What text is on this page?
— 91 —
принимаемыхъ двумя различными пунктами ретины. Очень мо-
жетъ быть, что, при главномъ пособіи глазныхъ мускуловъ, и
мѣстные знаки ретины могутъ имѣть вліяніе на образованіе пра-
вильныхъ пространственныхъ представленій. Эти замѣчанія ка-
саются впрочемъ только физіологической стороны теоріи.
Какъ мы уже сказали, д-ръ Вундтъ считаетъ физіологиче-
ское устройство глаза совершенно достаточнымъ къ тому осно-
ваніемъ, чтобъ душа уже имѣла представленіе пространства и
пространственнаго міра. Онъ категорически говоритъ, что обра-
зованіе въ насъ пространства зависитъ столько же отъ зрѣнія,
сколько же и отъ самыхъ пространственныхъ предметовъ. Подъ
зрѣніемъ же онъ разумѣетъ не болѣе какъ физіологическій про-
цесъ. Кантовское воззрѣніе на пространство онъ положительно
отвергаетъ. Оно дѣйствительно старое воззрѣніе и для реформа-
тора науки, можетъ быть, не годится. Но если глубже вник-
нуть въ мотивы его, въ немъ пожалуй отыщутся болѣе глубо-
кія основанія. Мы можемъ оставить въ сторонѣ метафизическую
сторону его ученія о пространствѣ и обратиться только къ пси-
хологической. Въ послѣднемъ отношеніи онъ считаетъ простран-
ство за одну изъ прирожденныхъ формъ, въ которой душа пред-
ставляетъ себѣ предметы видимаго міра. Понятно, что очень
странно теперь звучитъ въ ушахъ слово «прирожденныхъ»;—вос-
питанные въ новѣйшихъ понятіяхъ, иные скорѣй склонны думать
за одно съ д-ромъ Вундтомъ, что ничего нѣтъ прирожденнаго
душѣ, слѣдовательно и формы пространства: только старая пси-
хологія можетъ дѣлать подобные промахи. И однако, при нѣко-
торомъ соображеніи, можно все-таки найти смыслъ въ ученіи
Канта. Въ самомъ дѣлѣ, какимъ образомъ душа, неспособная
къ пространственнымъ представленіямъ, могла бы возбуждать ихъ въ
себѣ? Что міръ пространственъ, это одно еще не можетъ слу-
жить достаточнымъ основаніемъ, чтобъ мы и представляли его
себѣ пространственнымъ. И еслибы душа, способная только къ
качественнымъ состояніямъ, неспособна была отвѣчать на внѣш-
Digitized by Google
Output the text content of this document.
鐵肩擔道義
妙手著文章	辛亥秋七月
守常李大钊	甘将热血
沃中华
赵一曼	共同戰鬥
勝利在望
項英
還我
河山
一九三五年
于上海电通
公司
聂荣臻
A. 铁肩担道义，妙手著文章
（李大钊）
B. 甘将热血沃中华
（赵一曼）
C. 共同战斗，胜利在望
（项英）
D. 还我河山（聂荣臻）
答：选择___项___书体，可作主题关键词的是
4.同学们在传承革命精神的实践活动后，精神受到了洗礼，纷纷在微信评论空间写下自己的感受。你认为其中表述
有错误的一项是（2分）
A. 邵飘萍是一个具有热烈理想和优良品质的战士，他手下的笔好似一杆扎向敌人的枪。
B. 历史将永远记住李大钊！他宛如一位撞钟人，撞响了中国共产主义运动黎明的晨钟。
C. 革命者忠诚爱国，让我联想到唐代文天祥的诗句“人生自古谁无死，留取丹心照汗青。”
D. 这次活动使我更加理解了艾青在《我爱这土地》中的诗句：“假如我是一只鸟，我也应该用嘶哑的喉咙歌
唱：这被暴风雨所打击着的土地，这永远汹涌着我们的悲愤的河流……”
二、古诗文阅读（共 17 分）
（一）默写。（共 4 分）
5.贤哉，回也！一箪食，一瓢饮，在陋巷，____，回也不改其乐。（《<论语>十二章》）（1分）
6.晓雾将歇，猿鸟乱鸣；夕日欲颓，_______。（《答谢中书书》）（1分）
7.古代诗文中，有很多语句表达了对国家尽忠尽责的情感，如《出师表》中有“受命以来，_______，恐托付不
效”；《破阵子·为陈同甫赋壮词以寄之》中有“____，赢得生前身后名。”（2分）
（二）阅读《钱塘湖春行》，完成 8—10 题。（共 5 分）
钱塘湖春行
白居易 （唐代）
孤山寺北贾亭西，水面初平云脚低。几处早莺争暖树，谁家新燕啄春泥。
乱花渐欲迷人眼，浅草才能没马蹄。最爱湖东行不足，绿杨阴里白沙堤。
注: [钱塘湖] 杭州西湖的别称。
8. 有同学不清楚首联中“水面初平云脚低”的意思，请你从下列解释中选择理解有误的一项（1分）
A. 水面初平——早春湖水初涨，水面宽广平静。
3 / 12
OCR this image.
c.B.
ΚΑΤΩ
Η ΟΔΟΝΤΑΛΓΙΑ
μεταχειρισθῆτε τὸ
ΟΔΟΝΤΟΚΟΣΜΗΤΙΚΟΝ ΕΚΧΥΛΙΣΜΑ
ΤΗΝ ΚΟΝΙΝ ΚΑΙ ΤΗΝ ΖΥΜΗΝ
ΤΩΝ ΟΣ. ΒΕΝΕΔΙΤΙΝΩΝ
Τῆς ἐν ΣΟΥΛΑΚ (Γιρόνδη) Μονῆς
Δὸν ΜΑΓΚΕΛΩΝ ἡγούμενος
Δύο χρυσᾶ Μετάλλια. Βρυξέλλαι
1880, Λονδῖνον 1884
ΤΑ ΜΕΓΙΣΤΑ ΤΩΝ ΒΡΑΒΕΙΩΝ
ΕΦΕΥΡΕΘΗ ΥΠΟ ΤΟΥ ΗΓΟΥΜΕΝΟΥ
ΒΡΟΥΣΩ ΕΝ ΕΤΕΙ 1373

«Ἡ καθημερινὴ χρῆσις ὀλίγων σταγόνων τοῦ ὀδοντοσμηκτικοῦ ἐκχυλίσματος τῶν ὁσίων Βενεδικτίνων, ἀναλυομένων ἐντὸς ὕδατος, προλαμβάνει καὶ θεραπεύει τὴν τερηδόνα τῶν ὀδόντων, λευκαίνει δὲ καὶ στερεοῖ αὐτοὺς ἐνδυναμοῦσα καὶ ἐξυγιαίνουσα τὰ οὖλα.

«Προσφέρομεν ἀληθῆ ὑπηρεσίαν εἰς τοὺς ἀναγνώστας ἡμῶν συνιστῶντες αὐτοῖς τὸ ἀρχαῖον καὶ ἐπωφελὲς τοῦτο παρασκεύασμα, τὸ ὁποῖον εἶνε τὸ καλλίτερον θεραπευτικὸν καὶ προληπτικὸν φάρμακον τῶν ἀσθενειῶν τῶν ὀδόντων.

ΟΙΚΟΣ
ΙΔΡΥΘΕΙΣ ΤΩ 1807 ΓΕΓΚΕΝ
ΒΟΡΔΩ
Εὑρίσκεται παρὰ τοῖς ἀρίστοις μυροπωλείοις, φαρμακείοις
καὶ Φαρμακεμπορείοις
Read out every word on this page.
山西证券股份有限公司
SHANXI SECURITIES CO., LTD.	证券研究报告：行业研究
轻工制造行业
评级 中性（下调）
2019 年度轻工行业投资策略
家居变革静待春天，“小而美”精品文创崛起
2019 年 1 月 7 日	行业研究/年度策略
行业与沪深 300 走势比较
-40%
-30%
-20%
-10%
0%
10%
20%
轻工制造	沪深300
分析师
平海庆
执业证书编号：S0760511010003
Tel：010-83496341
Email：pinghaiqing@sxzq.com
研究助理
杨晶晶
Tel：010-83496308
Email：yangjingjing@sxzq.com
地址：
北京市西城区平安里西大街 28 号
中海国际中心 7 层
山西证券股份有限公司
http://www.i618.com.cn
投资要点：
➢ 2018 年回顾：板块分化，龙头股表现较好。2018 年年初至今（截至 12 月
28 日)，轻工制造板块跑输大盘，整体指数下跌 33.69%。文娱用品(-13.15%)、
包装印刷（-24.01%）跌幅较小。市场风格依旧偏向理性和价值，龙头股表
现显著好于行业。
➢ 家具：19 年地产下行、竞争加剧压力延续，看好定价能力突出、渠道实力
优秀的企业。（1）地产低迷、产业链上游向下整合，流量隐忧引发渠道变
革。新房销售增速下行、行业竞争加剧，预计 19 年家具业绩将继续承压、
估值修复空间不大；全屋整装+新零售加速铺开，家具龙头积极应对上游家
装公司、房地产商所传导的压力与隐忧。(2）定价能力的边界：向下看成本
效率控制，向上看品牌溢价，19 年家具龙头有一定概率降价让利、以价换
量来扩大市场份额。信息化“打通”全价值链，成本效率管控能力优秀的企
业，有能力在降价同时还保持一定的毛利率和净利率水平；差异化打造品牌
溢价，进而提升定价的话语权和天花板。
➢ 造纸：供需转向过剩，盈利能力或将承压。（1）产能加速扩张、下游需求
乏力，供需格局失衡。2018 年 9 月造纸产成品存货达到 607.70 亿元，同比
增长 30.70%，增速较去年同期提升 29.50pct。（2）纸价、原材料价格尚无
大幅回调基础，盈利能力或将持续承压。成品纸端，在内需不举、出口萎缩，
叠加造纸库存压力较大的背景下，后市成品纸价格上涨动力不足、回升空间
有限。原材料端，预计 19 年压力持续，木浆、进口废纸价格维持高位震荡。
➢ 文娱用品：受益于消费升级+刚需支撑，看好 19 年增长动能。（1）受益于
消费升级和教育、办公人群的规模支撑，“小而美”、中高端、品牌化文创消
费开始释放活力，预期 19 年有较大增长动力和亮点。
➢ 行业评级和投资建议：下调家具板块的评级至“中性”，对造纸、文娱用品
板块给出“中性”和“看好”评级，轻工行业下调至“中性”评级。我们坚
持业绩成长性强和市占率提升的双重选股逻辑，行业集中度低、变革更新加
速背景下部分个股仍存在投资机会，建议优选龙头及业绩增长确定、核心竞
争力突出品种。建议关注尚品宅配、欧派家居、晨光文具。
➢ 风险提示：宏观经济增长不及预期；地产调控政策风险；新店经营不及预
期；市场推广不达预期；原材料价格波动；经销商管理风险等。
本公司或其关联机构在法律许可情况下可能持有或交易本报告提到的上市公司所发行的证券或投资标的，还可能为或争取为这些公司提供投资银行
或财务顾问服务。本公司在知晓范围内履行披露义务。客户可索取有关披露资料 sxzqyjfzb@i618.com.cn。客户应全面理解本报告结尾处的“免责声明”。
________________________________________
» **Instruction**
Each line that has the word "пространства" should be copied.

» **Task solution**
ваніемъ, чтобъ душа уже имѣла представленіе пространства и
зованіе въ насъ пространства зависитъ столько же отъ зрѣнія,
душѣ, слѣдовательно и формы пространства: только старая пси-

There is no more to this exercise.